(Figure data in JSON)
┄┄┄┄┄┄┄┄┄┄┄┄┄┄┄┄┄┄┄┄
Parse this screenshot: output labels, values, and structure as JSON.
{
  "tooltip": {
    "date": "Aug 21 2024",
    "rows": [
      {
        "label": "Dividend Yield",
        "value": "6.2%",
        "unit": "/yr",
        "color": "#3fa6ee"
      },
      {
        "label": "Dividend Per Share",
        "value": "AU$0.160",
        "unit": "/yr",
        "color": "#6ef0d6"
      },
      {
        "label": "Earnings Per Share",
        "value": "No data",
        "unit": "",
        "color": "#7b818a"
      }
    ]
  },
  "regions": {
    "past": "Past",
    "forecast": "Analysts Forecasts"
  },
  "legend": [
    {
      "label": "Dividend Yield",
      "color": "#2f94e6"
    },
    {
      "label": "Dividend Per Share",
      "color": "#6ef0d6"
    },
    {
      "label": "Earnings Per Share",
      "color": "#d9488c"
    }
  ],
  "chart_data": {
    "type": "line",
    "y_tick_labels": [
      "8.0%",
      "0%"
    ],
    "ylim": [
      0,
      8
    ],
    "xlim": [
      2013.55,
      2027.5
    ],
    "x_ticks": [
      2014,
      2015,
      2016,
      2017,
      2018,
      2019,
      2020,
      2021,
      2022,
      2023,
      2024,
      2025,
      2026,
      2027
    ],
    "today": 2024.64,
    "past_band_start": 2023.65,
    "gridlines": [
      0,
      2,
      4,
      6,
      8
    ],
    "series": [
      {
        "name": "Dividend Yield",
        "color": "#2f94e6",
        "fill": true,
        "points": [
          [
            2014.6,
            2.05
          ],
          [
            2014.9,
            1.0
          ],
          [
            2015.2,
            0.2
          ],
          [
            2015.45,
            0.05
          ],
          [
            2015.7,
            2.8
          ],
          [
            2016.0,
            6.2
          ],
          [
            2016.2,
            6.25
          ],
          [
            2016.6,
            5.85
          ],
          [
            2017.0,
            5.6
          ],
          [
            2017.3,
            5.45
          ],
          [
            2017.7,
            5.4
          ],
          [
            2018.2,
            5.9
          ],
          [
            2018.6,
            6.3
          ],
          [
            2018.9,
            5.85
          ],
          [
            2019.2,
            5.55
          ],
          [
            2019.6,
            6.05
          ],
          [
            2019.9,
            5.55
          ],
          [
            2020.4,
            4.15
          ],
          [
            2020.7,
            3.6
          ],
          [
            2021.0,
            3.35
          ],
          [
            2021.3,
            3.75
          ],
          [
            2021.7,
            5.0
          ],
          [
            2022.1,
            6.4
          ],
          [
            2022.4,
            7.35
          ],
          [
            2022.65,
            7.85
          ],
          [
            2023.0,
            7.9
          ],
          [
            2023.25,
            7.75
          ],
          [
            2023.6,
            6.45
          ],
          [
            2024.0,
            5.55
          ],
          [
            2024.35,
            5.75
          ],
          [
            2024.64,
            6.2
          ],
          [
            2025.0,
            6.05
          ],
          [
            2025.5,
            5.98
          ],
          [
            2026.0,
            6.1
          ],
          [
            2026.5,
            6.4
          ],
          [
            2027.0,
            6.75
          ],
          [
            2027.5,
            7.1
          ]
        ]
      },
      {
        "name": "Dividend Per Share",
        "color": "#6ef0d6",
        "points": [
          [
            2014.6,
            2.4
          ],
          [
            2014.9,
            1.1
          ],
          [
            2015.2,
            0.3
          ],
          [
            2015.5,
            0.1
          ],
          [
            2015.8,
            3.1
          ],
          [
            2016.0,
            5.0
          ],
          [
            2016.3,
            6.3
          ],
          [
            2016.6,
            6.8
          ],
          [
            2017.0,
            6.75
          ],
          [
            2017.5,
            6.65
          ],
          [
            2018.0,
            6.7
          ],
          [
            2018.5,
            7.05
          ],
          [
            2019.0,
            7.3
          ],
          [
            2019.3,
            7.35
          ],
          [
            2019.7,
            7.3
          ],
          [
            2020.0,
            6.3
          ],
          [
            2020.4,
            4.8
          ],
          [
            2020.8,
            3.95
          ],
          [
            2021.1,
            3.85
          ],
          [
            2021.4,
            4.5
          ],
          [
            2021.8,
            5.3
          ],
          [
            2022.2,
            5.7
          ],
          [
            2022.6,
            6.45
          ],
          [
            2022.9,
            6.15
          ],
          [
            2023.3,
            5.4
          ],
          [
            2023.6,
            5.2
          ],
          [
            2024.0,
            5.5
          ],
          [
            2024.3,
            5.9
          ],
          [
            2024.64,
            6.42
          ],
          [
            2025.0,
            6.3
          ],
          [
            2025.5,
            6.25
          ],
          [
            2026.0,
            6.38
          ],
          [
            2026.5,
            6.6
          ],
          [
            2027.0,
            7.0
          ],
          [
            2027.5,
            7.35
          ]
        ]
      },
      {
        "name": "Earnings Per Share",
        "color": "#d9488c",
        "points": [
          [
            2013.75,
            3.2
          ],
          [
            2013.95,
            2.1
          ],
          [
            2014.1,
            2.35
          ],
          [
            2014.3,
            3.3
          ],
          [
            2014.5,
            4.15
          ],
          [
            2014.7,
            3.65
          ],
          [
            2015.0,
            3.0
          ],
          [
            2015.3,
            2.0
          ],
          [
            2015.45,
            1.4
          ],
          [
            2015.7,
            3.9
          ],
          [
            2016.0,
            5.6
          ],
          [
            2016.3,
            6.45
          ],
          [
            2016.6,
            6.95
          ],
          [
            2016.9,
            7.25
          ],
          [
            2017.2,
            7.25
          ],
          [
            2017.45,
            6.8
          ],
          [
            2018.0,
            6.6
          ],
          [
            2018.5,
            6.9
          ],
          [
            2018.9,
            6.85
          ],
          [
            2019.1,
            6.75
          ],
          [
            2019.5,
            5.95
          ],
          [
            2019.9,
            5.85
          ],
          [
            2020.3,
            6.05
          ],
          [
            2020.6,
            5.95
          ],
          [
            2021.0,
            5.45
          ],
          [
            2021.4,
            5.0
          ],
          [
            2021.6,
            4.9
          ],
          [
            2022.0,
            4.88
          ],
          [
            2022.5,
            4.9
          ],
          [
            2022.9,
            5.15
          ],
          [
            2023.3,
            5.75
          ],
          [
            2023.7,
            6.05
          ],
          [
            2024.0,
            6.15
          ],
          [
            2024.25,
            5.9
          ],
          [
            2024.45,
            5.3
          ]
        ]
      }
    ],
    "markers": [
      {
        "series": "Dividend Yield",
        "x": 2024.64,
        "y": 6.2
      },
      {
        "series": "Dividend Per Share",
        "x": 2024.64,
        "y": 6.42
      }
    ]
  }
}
┄┄┄┄┄┄┄┄┄┄┄┄┄┄┄┄┄┄┄┄
_What is required_
Copy out all of the records shown above exactly.

_Full output_
Parse this screenshot: output labels, values, and structure as JSON.
{
  "tooltip": {
    "date": "Aug 21 2024",
    "rows": [
      {
        "label": "Dividend Yield",
        "value": "6.2%",
        "unit": "/yr",
        "color": "#3fa6ee"
      },
      {
        "label": "Dividend Per Share",
        "value": "AU$0.160",
        "unit": "/yr",
        "color": "#6ef0d6"
      },
      {
        "label": "Earnings Per Share",
        "value": "No data",
        "unit": "",
        "color": "#7b818a"
      }
    ]
  },
  "regions": {
    "past": "Past",
    "forecast": "Analysts Forecasts"
  },
  "legend": [
    {
      "label": "Dividend Yield",
      "color": "#2f94e6"
    },
    {
      "label": "Dividend Per Share",
      "color": "#6ef0d6"
    },
    {
      "label": "Earnings Per Share",
      "color": "#d9488c"
    }
  ],
  "chart_data": {
    "type": "line",
    "y_tick_labels": [
      "8.0%",
      "0%"
    ],
    "ylim": [
      0,
      8
    ],
    "xlim": [
      2013.55,
      2027.5
    ],
    "x_ticks": [
      2014,
      2015,
      2016,
      2017,
      2018,
      2019,
      2020,
      2021,
      2022,
      2023,
      2024,
      2025,
      2026,
      2027
    ],
    "today": 2024.64,
    "past_band_start": 2023.65,
    "gridlines": [
      0,
      2,
      4,
      6,
      8
    ],
    "series": [
      {
        "name": "Dividend Yield",
        "color": "#2f94e6",
        "fill": true,
        "points": [
          [
            2014.6,
            2.05
          ],
          [
            2014.9,
            1.0
          ],
          [
            2015.2,
            0.2
          ],
          [
            2015.45,
            0.05
          ],
          [
            2015.7,
            2.8
          ],
          [
            2016.0,
            6.2
          ],
          [
            2016.2,
            6.25
          ],
          [
            2016.6,
            5.85
          ],
          [
            2017.0,
            5.6
          ],
          [
            2017.3,
            5.45
          ],
          [
            2017.7,
            5.4
          ],
          [
            2018.2,
            5.9
          ],
          [
            2018.6,
            6.3
          ],
          [
            2018.9,
            5.85
          ],
          [
            2019.2,
            5.55
          ],
          [
            2019.6,
            6.05
          ],
          [
            2019.9,
            5.55
          ],
          [
            2020.4,
            4.15
          ],
          [
            2020.7,
            3.6
          ],
          [
            2021.0,
            3.35
          ],
          [
            2021.3,
            3.75
          ],
          [
            2021.7,
            5.0
          ],
          [
            2022.1,
            6.4
          ],
          [
            2022.4,
            7.35
          ],
          [
            2022.65,
            7.85
          ],
          [
            2023.0,
            7.9
          ],
          [
            2023.25,
            7.75
          ],
          [
            2023.6,
            6.45
          ],
          [
            2024.0,
            5.55
          ],
          [
            2024.35,
            5.75
          ],
          [
            2024.64,
            6.2
          ],
          [
            2025.0,
            6.05
          ],
          [
            2025.5,
            5.98
          ],
          [
            2026.0,
            6.1
          ],
          [
            2026.5,
            6.4
          ],
          [
            2027.0,
            6.75
          ],
          [
            2027.5,
            7.1
          ]
        ]
      },
      {
        "name": "Dividend Per Share",
        "color": "#6ef0d6",
        "points": [
          [
            2014.6,
            2.4
          ],
          [
            2014.9,
            1.1
          ],
          [
            2015.2,
            0.3
          ],
          [
            2015.5,
            0.1
          ],
          [
            2015.8,
            3.1
          ],
          [
            2016.0,
            5.0
          ],
          [
            2016.3,
            6.3
          ],
          [
            2016.6,
            6.8
          ],
          [
            2017.0,
            6.75
          ],
          [
            2017.5,
            6.65
          ],
          [
            2018.0,
            6.7
          ],
          [
            2018.5,
            7.05
          ],
          [
            2019.0,
            7.3
          ],
          [
            2019.3,
            7.35
          ],
          [
            2019.7,
            7.3
          ],
          [
            2020.0,
            6.3
          ],
          [
            2020.4,
            4.8
          ],
          [
            2020.8,
            3.95
          ],
          [
            2021.1,
            3.85
          ],
          [
            2021.4,
            4.5
          ],
          [
            2021.8,
            5.3
          ],
          [
            2022.2,
            5.7
          ],
          [
            2022.6,
            6.45
          ],
          [
            2022.9,
            6.15
          ],
          [
            2023.3,
            5.4
          ],
          [
            2023.6,
            5.2
          ],
          [
            2024.0,
            5.5
          ],
          [
            2024.3,
            5.9
          ],
          [
            2024.64,
            6.42
          ],
          [
            2025.0,
            6.3
          ],
          [
            2025.5,
            6.25
          ],
          [
            2026.0,
            6.38
          ],
          [
            2026.5,
            6.6
          ],
          [
            2027.0,
            7.0
          ],
          [
            2027.5,
            7.35
          ]
        ]
      },
      {
        "name": "Earnings Per Share",
        "color": "#d9488c",
        "points": [
          [
            2013.75,
            3.2
          ],
          [
            2013.95,
            2.1
          ],
          [
            2014.1,
            2.35
          ],
          [
            2014.3,
            3.3
          ],
          [
            2014.5,
            4.15
          ],
          [
            2014.7,
            3.65
          ],
          [
            2015.0,
            3.0
          ],
          [
            2015.3,
            2.0
          ],
          [
            2015.45,
            1.4
          ],
          [
            2015.7,
            3.9
          ],
          [
            2016.0,
            5.6
          ],
          [
            2016.3,
            6.45
          ],
          [
            2016.6,
            6.95
          ],
          [
            2016.9,
            7.25
          ],
          [
            2017.2,
            7.25
          ],
          [
            2017.45,
            6.8
          ],
          [
            2018.0,
            6.6
          ],
          [
            2018.5,
            6.9
          ],
          [
            2018.9,
            6.85
          ],
          [
            2019.1,
            6.75
          ],
          [
            2019.5,
            5.95
          ],
          [
            2019.9,
            5.85
          ],
          [
            2020.3,
            6.05
          ],
          [
            2020.6,
            5.95
          ],
          [
            2021.0,
            5.45
          ],
          [
            2021.4,
            5.0
          ],
          [
            2021.6,
            4.9
          ],
          [
            2022.0,
            4.88
          ],
          [
            2022.5,
            4.9
          ],
          [
            2022.9,
            5.15
          ],
          [
            2023.3,
            5.75
          ],
          [
            2023.7,
            6.05
          ],
          [
            2024.0,
            6.15
          ],
          [
            2024.25,
            5.9
          ],
          [
            2024.45,
            5.3
          ]
        ]
      }
    ],
    "markers": [
      {
        "series": "Dividend Yield",
        "x": 2024.64,
        "y": 6.2
      },
      {
        "series": "Dividend Per Share",
        "x": 2024.64,
        "y": 6.42
      }
    ]
  }
}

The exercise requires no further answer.